提示文:
※

2011年にスタートした「ヨコハマ・フットボール映画祭」。国内外の「サッカーを題材とした映画」のみを上映するこのユニークな映画祭は回を重ねるごとにその規模を拡大し、5年目の今年はついに全国展開へ。1月17、18日の新潟を皮切りに、同31日に仙台と松本で開催され、2月は11日に愛媛、14日と15日に横浜、21日に大阪、28日に福岡、3月は14日に札幌での開催が予定されている。

今回、『ユルネバ〜キミはひとりじゃない〜』とともに、ヨコハマ・フットボール映画祭史上初のオリジナルストーリーによる実写の邦画新作として上映ラインナップに加わった『ガンバレとかうるせぇ』の佐藤快磨監督と、主演の堀春菜さんに同作の魅力、思いを語ってもらった。

女子マネージャーは報われない!リアルな部活映画とは?

『ガンバレとかうるせぇ』の佐藤快麿監督(左)と主演の堀春菜さん(右)
『ガンバレとかうるせぇ』の佐藤快麿監督(左)と主演の堀春菜さん(右)

――まずは佐藤監督にうかがいます。この作品を作ろうと思ったきっかけを教えていただけますか。

佐藤「僕の中で『サッカー映画を撮りたい』という思いが、映画に携わり始めた4年前からずっとあって、映画学校を卒業して自主制作の形で最初に長編映画を撮りたいと考えていたので、今回の作品はすごく自然な流れでした」

――部活というテーマで「さわやかさ」以上に「厳しさ」というかシビアな面がクローズアップされていますね。

佐藤「明るい青春映画も好きですが、それだけだとなんか違うな、とずっと思っていました。僕自身、実際にサッカーをずっとやっていて、冬の選手権よりも前、夏に辞めたという過去があって、自分の中では後悔もありましたし、そのおかげで成長できたという思いもあって、さわやかさだけではない部分を表現したいと考えていました」

※

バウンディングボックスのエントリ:

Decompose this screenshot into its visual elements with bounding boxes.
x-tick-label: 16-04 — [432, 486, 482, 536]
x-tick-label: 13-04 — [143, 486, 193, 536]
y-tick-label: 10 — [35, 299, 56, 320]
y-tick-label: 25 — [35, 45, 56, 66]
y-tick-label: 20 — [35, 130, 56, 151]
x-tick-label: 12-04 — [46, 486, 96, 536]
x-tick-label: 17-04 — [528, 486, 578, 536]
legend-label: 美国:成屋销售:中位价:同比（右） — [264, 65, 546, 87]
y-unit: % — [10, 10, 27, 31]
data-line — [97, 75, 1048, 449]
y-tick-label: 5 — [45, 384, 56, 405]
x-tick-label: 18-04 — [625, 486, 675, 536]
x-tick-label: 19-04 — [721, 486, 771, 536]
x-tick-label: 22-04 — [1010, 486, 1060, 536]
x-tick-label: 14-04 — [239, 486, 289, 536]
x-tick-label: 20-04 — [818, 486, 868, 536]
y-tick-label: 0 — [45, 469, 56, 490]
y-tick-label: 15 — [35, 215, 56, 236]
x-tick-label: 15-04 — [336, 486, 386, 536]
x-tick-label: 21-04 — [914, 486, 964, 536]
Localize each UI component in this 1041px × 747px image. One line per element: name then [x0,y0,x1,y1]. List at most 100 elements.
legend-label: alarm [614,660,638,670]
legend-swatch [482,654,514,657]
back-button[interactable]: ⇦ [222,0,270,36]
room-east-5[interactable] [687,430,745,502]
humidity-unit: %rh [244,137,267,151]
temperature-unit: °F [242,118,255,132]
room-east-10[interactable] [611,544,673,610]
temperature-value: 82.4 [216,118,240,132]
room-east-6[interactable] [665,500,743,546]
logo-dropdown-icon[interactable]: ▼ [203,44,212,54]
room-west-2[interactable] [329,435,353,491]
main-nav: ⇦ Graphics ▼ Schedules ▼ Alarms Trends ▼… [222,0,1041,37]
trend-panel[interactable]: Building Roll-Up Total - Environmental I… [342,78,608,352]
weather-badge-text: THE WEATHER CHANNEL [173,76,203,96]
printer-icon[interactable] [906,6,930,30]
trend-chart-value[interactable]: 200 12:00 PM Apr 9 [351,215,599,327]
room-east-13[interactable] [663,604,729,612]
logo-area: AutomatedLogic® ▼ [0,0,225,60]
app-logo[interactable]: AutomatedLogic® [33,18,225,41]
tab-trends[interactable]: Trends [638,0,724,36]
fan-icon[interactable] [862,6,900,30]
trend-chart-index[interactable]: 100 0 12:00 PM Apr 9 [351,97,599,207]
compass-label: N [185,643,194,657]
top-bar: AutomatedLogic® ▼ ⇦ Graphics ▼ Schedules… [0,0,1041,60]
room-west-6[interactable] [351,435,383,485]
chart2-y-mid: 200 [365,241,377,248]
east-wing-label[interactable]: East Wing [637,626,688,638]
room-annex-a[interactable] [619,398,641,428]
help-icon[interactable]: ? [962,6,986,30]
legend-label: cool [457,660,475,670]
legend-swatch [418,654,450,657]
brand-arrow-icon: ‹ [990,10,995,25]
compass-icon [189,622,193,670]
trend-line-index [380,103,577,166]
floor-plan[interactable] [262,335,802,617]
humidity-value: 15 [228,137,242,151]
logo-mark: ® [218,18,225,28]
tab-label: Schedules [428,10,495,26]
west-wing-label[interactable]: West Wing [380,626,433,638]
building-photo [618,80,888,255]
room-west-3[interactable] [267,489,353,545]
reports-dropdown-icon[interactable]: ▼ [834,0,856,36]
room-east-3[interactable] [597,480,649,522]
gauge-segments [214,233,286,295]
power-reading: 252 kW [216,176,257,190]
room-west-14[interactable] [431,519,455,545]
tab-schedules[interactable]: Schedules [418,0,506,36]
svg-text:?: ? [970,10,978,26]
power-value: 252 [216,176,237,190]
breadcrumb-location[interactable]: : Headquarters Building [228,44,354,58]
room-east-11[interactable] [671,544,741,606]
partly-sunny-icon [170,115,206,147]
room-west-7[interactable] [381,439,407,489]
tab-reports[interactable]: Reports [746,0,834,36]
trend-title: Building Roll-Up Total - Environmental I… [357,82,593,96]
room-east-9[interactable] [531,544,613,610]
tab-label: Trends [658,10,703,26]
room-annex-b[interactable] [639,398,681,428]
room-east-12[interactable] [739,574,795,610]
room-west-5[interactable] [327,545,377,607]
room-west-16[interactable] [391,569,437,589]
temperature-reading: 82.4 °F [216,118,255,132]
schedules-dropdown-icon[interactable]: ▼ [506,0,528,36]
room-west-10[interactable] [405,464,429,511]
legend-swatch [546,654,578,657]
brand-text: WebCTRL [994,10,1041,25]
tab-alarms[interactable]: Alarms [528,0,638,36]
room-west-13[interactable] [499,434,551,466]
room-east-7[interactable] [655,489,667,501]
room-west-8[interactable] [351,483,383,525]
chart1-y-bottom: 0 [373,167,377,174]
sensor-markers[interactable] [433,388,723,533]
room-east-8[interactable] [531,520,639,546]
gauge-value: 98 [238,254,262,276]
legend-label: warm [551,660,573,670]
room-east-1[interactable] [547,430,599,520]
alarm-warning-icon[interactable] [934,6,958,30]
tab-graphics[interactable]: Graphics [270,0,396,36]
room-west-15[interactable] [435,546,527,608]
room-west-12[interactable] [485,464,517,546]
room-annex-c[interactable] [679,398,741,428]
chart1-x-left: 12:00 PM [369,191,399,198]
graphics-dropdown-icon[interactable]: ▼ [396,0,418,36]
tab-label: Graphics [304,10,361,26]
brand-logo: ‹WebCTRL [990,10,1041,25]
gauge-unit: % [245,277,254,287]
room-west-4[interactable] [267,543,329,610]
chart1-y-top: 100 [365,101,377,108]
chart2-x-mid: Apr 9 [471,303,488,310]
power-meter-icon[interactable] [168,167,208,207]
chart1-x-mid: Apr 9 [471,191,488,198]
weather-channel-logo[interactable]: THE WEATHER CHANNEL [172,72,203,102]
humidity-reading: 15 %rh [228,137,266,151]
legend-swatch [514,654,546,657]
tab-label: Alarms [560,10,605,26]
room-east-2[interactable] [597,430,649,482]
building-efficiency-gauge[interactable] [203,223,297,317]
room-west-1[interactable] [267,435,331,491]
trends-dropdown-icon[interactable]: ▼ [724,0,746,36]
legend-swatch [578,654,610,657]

※

練習問題: 提示文によると、ヨコハマ・フットボール映画祭の大阪での開催日はいつですか。 これらのエントリは別の出典から取得したものです。

解答: 2月21日です。